<<<<

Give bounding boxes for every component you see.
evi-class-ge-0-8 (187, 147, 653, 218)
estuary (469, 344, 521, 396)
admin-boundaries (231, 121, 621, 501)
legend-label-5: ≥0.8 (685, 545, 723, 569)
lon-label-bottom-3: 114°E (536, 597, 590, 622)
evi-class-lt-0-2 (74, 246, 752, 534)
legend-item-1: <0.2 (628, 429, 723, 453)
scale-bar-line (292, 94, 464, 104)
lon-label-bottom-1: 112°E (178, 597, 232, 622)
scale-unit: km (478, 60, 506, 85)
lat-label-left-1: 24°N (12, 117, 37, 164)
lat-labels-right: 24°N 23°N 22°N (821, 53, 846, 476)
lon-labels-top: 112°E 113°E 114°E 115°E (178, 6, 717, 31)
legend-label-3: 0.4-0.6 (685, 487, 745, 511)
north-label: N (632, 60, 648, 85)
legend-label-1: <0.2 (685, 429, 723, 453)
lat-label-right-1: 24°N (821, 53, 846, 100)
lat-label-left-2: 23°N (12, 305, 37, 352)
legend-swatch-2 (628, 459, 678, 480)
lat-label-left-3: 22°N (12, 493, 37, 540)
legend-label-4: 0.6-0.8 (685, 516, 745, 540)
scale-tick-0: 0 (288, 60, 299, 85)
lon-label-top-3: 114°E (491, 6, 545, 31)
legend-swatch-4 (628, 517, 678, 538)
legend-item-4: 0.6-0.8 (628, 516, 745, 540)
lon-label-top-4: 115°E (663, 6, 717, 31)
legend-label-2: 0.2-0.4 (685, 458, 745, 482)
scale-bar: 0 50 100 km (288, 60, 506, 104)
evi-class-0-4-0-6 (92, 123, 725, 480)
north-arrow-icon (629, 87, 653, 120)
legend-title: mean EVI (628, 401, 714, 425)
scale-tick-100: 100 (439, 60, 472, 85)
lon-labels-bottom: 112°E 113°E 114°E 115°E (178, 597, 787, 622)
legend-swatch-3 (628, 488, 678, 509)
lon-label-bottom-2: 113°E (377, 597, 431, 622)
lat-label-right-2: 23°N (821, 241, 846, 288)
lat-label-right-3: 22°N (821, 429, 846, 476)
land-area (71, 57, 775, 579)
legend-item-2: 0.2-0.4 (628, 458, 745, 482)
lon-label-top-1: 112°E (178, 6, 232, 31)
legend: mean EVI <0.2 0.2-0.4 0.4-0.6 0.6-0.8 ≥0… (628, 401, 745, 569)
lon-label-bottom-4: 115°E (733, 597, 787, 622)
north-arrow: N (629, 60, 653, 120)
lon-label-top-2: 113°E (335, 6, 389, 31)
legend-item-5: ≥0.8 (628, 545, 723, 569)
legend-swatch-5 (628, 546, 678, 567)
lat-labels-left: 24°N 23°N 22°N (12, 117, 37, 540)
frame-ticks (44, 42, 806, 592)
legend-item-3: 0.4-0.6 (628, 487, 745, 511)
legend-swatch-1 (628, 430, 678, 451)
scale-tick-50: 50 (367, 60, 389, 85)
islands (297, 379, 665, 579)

>>>>

- **Written exercise**
Reproduce every entry above verbatim, line by line and in the same order, without changing any character.

- **Output**
Give bounding boxes for every component you see.
evi-class-ge-0-8 (187, 147, 653, 218)
estuary (469, 344, 521, 396)
admin-boundaries (231, 121, 621, 501)
legend-label-5: ≥0.8 (685, 545, 723, 569)
lon-label-bottom-3: 114°E (536, 597, 590, 622)
evi-class-lt-0-2 (74, 246, 752, 534)
legend-item-1: <0.2 (628, 429, 723, 453)
scale-bar-line (292, 94, 464, 104)
lon-label-bottom-1: 112°E (178, 597, 232, 622)
scale-unit: km (478, 60, 506, 85)
lat-label-left-1: 24°N (12, 117, 37, 164)
lat-labels-right: 24°N 23°N 22°N (821, 53, 846, 476)
lon-labels-top: 112°E 113°E 114°E 115°E (178, 6, 717, 31)
legend-label-3: 0.4-0.6 (685, 487, 745, 511)
north-label: N (632, 60, 648, 85)
legend-label-1: <0.2 (685, 429, 723, 453)
lat-label-right-1: 24°N (821, 53, 846, 100)
lat-label-left-2: 23°N (12, 305, 37, 352)
legend-swatch-2 (628, 459, 678, 480)
lat-label-left-3: 22°N (12, 493, 37, 540)
legend-label-4: 0.6-0.8 (685, 516, 745, 540)
scale-tick-0: 0 (288, 60, 299, 85)
lon-label-top-3: 114°E (491, 6, 545, 31)
legend-swatch-4 (628, 517, 678, 538)
legend-item-4: 0.6-0.8 (628, 516, 745, 540)
lon-label-top-4: 115°E (663, 6, 717, 31)
legend-label-2: 0.2-0.4 (685, 458, 745, 482)
scale-bar: 0 50 100 km (288, 60, 506, 104)
evi-class-0-4-0-6 (92, 123, 725, 480)
north-arrow-icon (629, 87, 653, 120)
legend-title: mean EVI (628, 401, 714, 425)
scale-tick-100: 100 (439, 60, 472, 85)
lon-labels-bottom: 112°E 113°E 114°E 115°E (178, 597, 787, 622)
legend-swatch-3 (628, 488, 678, 509)
lon-label-bottom-2: 113°E (377, 597, 431, 622)
lat-label-right-2: 23°N (821, 241, 846, 288)
lat-label-right-3: 22°N (821, 429, 846, 476)
land-area (71, 57, 775, 579)
legend-item-2: 0.2-0.4 (628, 458, 745, 482)
lon-label-top-1: 112°E (178, 6, 232, 31)
legend: mean EVI <0.2 0.2-0.4 0.4-0.6 0.6-0.8 ≥0… (628, 401, 745, 569)
lon-label-bottom-4: 115°E (733, 597, 787, 622)
north-arrow: N (629, 60, 653, 120)
lon-label-top-2: 113°E (335, 6, 389, 31)
legend-item-5: ≥0.8 (628, 545, 723, 569)
legend-swatch-5 (628, 546, 678, 567)
lat-labels-left: 24°N 23°N 22°N (12, 117, 37, 540)
frame-ticks (44, 42, 806, 592)
legend-item-3: 0.4-0.6 (628, 487, 745, 511)
legend-swatch-1 (628, 430, 678, 451)
scale-tick-50: 50 (367, 60, 389, 85)
islands (297, 379, 665, 579)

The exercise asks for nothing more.